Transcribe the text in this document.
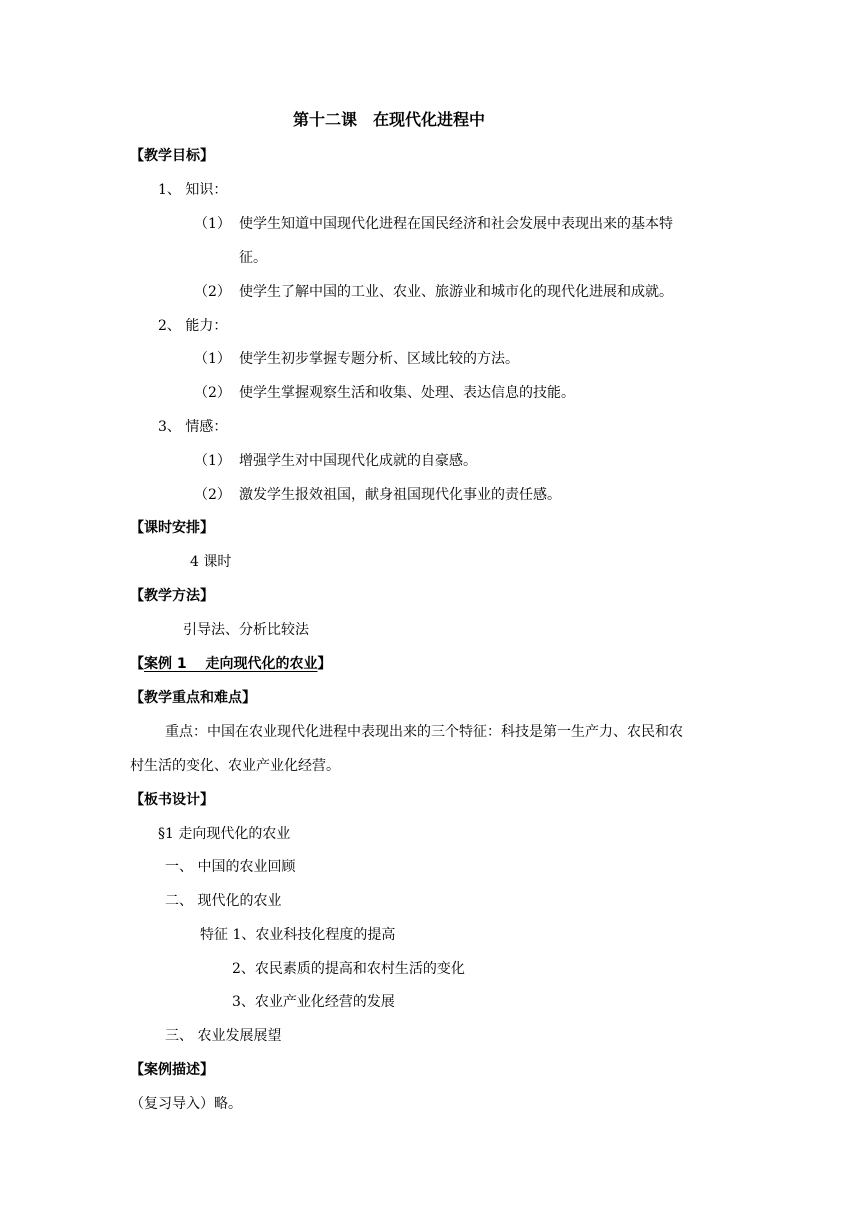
第十二课　在现代化进程中
【教学目标】
1、 知识：
（1） 使学生知道中国现代化进程在国民经济和社会发展中表现出来的基本特
征。
（2） 使学生了解中国的工业、农业、旅游业和城市化的现代化进展和成就。
2、 能力：
（1） 使学生初步掌握专题分析、区域比较的方法。
（2） 使学生掌握观察生活和收集、处理、表达信息的技能。
3、 情感：
（1） 增强学生对中国现代化成就的自豪感。
（2） 激发学生报效祖国，献身祖国现代化事业的责任感。
【课时安排】
4 课时
【教学方法】
引导法、分析比较法
【案例 1　 走向现代化的农业】
【教学重点和难点】
重点：中国在农业现代化进程中表现出来的三个特征：科技是第一生产力、农民和农
村生活的变化、农业产业化经营。
【板书设计】
§1 走向现代化的农业
一、 中国的农业回顾
二、 现代化的农业
特征 1、农业科技化程度的提高
2、农民素质的提高和农村生活的变化
3、农业产业化经营的发展
三、 农业发展展望
【案例描述】
（复习导入）略。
.....
TASK OBJECTIVE
Copy out each line word for word, please, skipping the images.

TASK ANSWER
Transcribe the text in this document.
第十二课　在现代化进程中
【教学目标】
1、 知识：
（1） 使学生知道中国现代化进程在国民经济和社会发展中表现出来的基本特
征。
（2） 使学生了解中国的工业、农业、旅游业和城市化的现代化进展和成就。
2、 能力：
（1） 使学生初步掌握专题分析、区域比较的方法。
（2） 使学生掌握观察生活和收集、处理、表达信息的技能。
3、 情感：
（1） 增强学生对中国现代化成就的自豪感。
（2） 激发学生报效祖国，献身祖国现代化事业的责任感。
【课时安排】
4 课时
【教学方法】
引导法、分析比较法
【案例 1　 走向现代化的农业】
【教学重点和难点】
重点：中国在农业现代化进程中表现出来的三个特征：科技是第一生产力、农民和农
村生活的变化、农业产业化经营。
【板书设计】
§1 走向现代化的农业
一、 中国的农业回顾
二、 现代化的农业
特征 1、农业科技化程度的提高
2、农民素质的提高和农村生活的变化
3、农业产业化经营的发展
三、 农业发展展望
【案例描述】
（复习导入）略。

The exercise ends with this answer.